To do
Without including any images, repeat the data exactly.

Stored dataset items
★ ★ ★ ★ ★ ★ ★
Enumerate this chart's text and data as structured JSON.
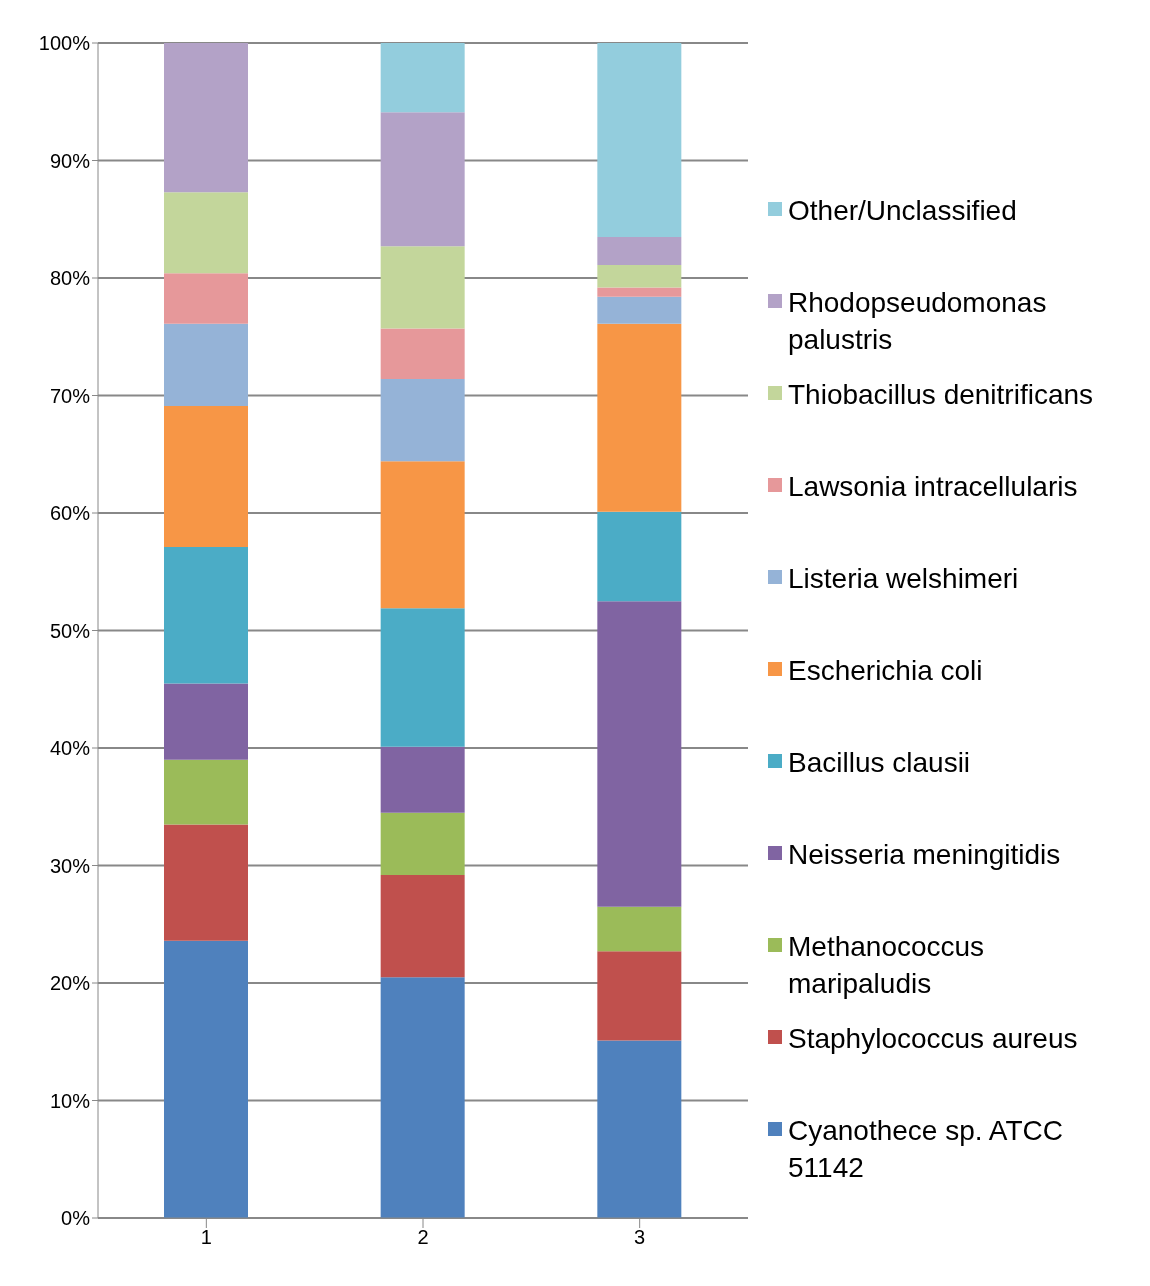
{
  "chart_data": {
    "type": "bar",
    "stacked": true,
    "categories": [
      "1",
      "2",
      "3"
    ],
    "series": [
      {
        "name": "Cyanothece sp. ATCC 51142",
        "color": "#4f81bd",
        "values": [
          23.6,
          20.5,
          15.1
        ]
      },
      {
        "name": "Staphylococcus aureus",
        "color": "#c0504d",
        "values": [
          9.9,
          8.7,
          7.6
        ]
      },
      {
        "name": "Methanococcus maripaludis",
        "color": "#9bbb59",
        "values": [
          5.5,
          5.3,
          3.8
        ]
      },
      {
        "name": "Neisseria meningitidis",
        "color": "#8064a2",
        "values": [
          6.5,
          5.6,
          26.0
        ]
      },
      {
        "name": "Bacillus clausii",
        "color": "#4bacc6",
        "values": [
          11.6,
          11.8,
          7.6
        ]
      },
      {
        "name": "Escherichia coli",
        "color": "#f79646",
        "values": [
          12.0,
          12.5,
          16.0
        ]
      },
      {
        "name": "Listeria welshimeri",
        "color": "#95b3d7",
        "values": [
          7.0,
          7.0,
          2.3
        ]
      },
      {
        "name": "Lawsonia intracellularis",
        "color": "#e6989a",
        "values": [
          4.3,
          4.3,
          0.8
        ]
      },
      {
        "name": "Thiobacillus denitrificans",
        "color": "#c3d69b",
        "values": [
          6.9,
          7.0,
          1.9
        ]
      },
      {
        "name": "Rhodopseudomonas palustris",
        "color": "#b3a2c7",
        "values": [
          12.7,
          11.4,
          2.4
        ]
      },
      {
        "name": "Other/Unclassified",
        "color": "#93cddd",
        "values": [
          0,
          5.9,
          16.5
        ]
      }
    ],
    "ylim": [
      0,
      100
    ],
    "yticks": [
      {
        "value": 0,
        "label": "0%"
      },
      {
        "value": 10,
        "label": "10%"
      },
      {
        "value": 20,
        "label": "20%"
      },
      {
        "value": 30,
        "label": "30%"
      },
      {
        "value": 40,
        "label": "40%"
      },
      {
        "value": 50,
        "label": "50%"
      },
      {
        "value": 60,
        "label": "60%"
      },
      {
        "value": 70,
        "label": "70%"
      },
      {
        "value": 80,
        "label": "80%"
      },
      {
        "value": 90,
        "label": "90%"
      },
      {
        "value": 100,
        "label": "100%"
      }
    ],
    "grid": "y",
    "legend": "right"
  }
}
★ ★ ★ ★ ★ ★ ★
Solution for this problem
Enumerate this chart's text and data as structured JSON.
{
  "chart_data": {
    "type": "bar",
    "stacked": true,
    "categories": [
      "1",
      "2",
      "3"
    ],
    "series": [
      {
        "name": "Cyanothece sp. ATCC 51142",
        "color": "#4f81bd",
        "values": [
          23.6,
          20.5,
          15.1
        ]
      },
      {
        "name": "Staphylococcus aureus",
        "color": "#c0504d",
        "values": [
          9.9,
          8.7,
          7.6
        ]
      },
      {
        "name": "Methanococcus maripaludis",
        "color": "#9bbb59",
        "values": [
          5.5,
          5.3,
          3.8
        ]
      },
      {
        "name": "Neisseria meningitidis",
        "color": "#8064a2",
        "values": [
          6.5,
          5.6,
          26.0
        ]
      },
      {
        "name": "Bacillus clausii",
        "color": "#4bacc6",
        "values": [
          11.6,
          11.8,
          7.6
        ]
      },
      {
        "name": "Escherichia coli",
        "color": "#f79646",
        "values": [
          12.0,
          12.5,
          16.0
        ]
      },
      {
        "name": "Listeria welshimeri",
        "color": "#95b3d7",
        "values": [
          7.0,
          7.0,
          2.3
        ]
      },
      {
        "name": "Lawsonia intracellularis",
        "color": "#e6989a",
        "values": [
          4.3,
          4.3,
          0.8
        ]
      },
      {
        "name": "Thiobacillus denitrificans",
        "color": "#c3d69b",
        "values": [
          6.9,
          7.0,
          1.9
        ]
      },
      {
        "name": "Rhodopseudomonas palustris",
        "color": "#b3a2c7",
        "values": [
          12.7,
          11.4,
          2.4
        ]
      },
      {
        "name": "Other/Unclassified",
        "color": "#93cddd",
        "values": [
          0,
          5.9,
          16.5
        ]
      }
    ],
    "ylim": [
      0,
      100
    ],
    "yticks": [
      {
        "value": 0,
        "label": "0%"
      },
      {
        "value": 10,
        "label": "10%"
      },
      {
        "value": 20,
        "label": "20%"
      },
      {
        "value": 30,
        "label": "30%"
      },
      {
        "value": 40,
        "label": "40%"
      },
      {
        "value": 50,
        "label": "50%"
      },
      {
        "value": 60,
        "label": "60%"
      },
      {
        "value": 70,
        "label": "70%"
      },
      {
        "value": 80,
        "label": "80%"
      },
      {
        "value": 90,
        "label": "90%"
      },
      {
        "value": 100,
        "label": "100%"
      }
    ],
    "grid": "y",
    "legend": "right"
  }
}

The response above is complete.